**The request**: Using the records that follow, copy every line containing the word "битумы".

-----

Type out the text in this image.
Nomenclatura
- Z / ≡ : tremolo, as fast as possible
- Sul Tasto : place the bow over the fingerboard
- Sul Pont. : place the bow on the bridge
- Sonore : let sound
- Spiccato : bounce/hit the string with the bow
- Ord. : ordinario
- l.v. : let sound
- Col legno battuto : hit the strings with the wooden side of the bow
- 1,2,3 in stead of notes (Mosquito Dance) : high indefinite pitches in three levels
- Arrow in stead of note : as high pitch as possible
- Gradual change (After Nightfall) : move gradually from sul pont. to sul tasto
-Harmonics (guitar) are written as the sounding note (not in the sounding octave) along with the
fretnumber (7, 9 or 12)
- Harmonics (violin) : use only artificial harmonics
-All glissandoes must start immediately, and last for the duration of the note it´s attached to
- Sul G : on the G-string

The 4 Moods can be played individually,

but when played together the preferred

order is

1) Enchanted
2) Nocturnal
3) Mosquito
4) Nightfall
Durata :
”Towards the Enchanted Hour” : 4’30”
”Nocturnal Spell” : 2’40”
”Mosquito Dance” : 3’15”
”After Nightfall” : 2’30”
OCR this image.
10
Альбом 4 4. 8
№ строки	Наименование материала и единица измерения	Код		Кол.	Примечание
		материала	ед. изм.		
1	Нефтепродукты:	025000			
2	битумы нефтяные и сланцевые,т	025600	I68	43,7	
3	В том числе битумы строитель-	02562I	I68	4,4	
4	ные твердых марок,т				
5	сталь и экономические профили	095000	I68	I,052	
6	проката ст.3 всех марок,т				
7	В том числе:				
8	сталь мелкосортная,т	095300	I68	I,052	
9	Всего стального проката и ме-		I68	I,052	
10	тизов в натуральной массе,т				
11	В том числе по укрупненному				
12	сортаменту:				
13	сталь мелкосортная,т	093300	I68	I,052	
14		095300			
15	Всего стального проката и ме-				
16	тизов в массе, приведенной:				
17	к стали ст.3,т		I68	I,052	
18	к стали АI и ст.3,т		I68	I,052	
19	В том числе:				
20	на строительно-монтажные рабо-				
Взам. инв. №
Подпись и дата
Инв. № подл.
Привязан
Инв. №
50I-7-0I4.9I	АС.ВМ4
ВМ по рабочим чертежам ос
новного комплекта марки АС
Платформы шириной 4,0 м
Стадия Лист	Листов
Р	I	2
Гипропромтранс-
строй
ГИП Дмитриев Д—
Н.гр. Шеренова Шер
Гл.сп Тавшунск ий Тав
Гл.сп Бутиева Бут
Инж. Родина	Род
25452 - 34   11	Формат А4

-----

**Response for this exercise**:
2	битумы нефтяные и сланцевые,т	025600	I68	43,7	
3	В том числе битумы строитель-	02562I	I68	4,4	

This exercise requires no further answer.